◆ **Saved data entries**
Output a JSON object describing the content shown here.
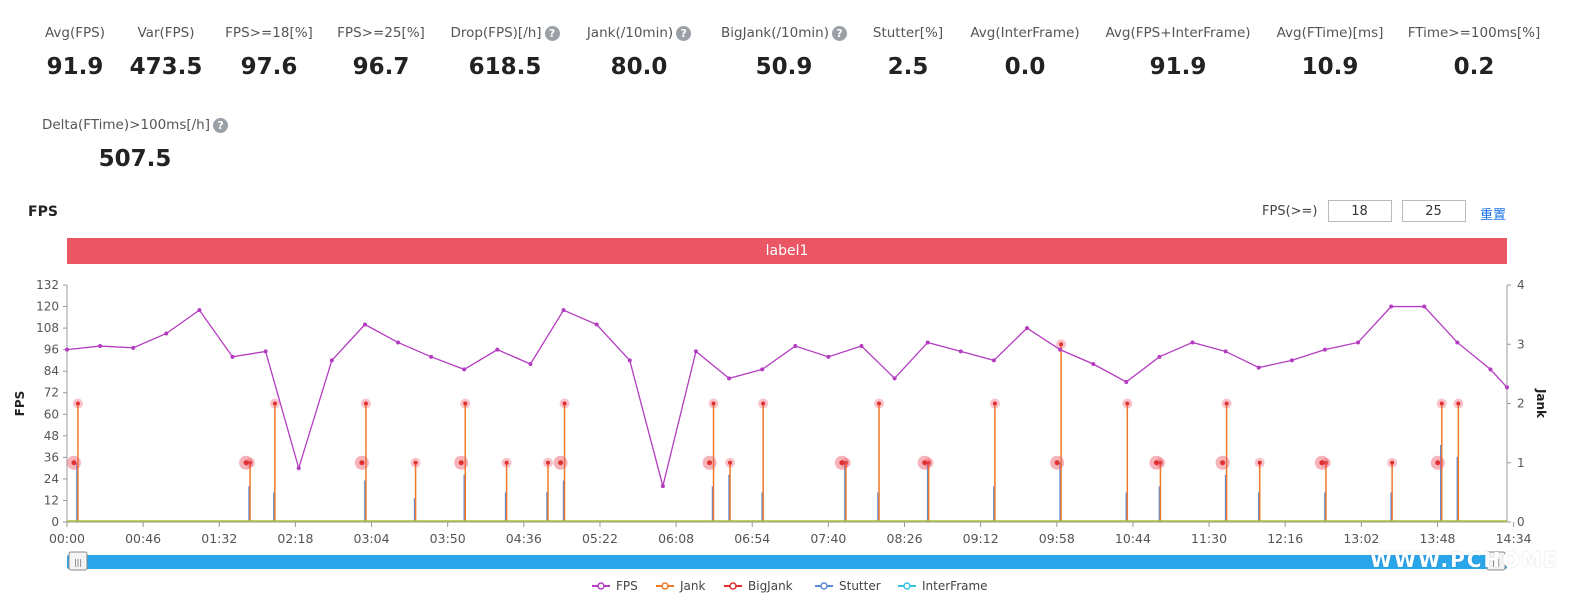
{
  "metrics": [
    {
      "label": "Avg(FPS)",
      "value": "91.9",
      "help": false
    },
    {
      "label": "Var(FPS)",
      "value": "473.5",
      "help": false
    },
    {
      "label": "FPS>=18[%]",
      "value": "97.6",
      "help": false
    },
    {
      "label": "FPS>=25[%]",
      "value": "96.7",
      "help": false
    },
    {
      "label": "Drop(FPS)[/h]",
      "value": "618.5",
      "help": true
    },
    {
      "label": "Jank(/10min)",
      "value": "80.0",
      "help": true
    },
    {
      "label": "BigJank(/10min)",
      "value": "50.9",
      "help": true
    },
    {
      "label": "Stutter[%]",
      "value": "2.5",
      "help": false
    },
    {
      "label": "Avg(InterFrame)",
      "value": "0.0",
      "help": false
    },
    {
      "label": "Avg(FPS+InterFrame)",
      "value": "91.9",
      "help": false
    },
    {
      "label": "Avg(FTime)[ms]",
      "value": "10.9",
      "help": false
    },
    {
      "label": "FTime>=100ms[%]",
      "value": "0.2",
      "help": false
    },
    {
      "label": "Delta(FTime)>100ms[/h]",
      "value": "507.5",
      "help": true
    }
  ],
  "help_glyph": "?",
  "chart_title": "FPS",
  "fps_filter": {
    "label": "FPS(>=)",
    "value1": "18",
    "value2": "25"
  },
  "reset_label": "重置",
  "label_bar": "label1",
  "watermark": "WWW.PCHOME",
  "colors": {
    "fps": "#b43cc0",
    "jank": "#f07a2a",
    "bigjank": "#e0302f",
    "stutter": "#5b8bd9",
    "interframe": "#35c4e0",
    "label_bar": "#ea5664",
    "slider": "#2aa6ea"
  },
  "chart_data": {
    "type": "line",
    "title": "",
    "ylabel": "FPS",
    "y2label": "Jank",
    "ylim": [
      0,
      132
    ],
    "y2lim": [
      0,
      4
    ],
    "yticks": [
      "0",
      "12",
      "24",
      "36",
      "48",
      "60",
      "72",
      "84",
      "96",
      "108",
      "120",
      "132"
    ],
    "y2ticks": [
      "0",
      "1",
      "2",
      "3",
      "4"
    ],
    "xticks": [
      "00:00",
      "00:46",
      "01:32",
      "02:18",
      "03:04",
      "03:50",
      "04:36",
      "05:22",
      "06:08",
      "06:54",
      "07:40",
      "08:26",
      "09:12",
      "09:58",
      "10:44",
      "11:30",
      "12:16",
      "13:02",
      "13:48",
      "14:34"
    ],
    "xlim_seconds": [
      0,
      870
    ],
    "series": [
      {
        "name": "FPS",
        "x": [
          0,
          20,
          40,
          60,
          80,
          100,
          120,
          140,
          160,
          180,
          200,
          220,
          240,
          260,
          280,
          300,
          320,
          340,
          360,
          380,
          400,
          420,
          440,
          460,
          480,
          500,
          520,
          540,
          560,
          580,
          600,
          620,
          640,
          660,
          680,
          700,
          720,
          740,
          760,
          780,
          800,
          820,
          840,
          860,
          870
        ],
        "values": [
          96,
          98,
          97,
          105,
          118,
          92,
          95,
          30,
          90,
          110,
          100,
          92,
          85,
          96,
          88,
          118,
          110,
          90,
          20,
          95,
          80,
          85,
          98,
          92,
          98,
          80,
          100,
          95,
          90,
          108,
          96,
          88,
          78,
          92,
          100,
          95,
          86,
          90,
          96,
          100,
          120,
          120,
          100,
          85,
          75
        ]
      },
      {
        "name": "Jank",
        "x": [
          6,
          110,
          125,
          180,
          210,
          240,
          265,
          290,
          300,
          390,
          400,
          420,
          470,
          490,
          520,
          560,
          600,
          640,
          660,
          700,
          720,
          760,
          800,
          830,
          840
        ],
        "values": [
          2,
          1,
          2,
          2,
          1,
          2,
          1,
          1,
          2,
          2,
          1,
          2,
          1,
          2,
          1,
          2,
          3,
          2,
          1,
          2,
          1,
          1,
          1,
          2,
          2
        ]
      },
      {
        "name": "BigJank",
        "x": [
          6,
          110,
          180,
          240,
          300,
          390,
          470,
          520,
          600,
          660,
          700,
          760,
          830
        ],
        "values": [
          1,
          1,
          1,
          1,
          1,
          1,
          1,
          1,
          1,
          1,
          1,
          1,
          1
        ]
      },
      {
        "name": "Stutter",
        "x": [
          6,
          110,
          125,
          180,
          210,
          240,
          265,
          290,
          300,
          390,
          400,
          420,
          470,
          490,
          520,
          560,
          600,
          640,
          660,
          700,
          720,
          760,
          800,
          830,
          840
        ],
        "values": [
          1,
          0.6,
          0.5,
          0.7,
          0.4,
          0.8,
          0.5,
          0.5,
          0.7,
          0.6,
          0.8,
          0.5,
          1,
          0.5,
          1,
          0.6,
          1,
          0.5,
          0.6,
          0.8,
          0.5,
          0.5,
          0.5,
          1.3,
          1.1
        ]
      },
      {
        "name": "InterFrame",
        "x": [
          0,
          870
        ],
        "values": [
          0,
          0
        ]
      }
    ],
    "legend_position": "bottom-center",
    "grid": false
  }
}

◆ **Problem statement**
Report every line in the data above in which the word "name" appears.

◆ **The completed task**
        "name": "FPS",
        "name": "Jank",
        "name": "BigJank",
        "name": "Stutter",
        "name": "InterFrame",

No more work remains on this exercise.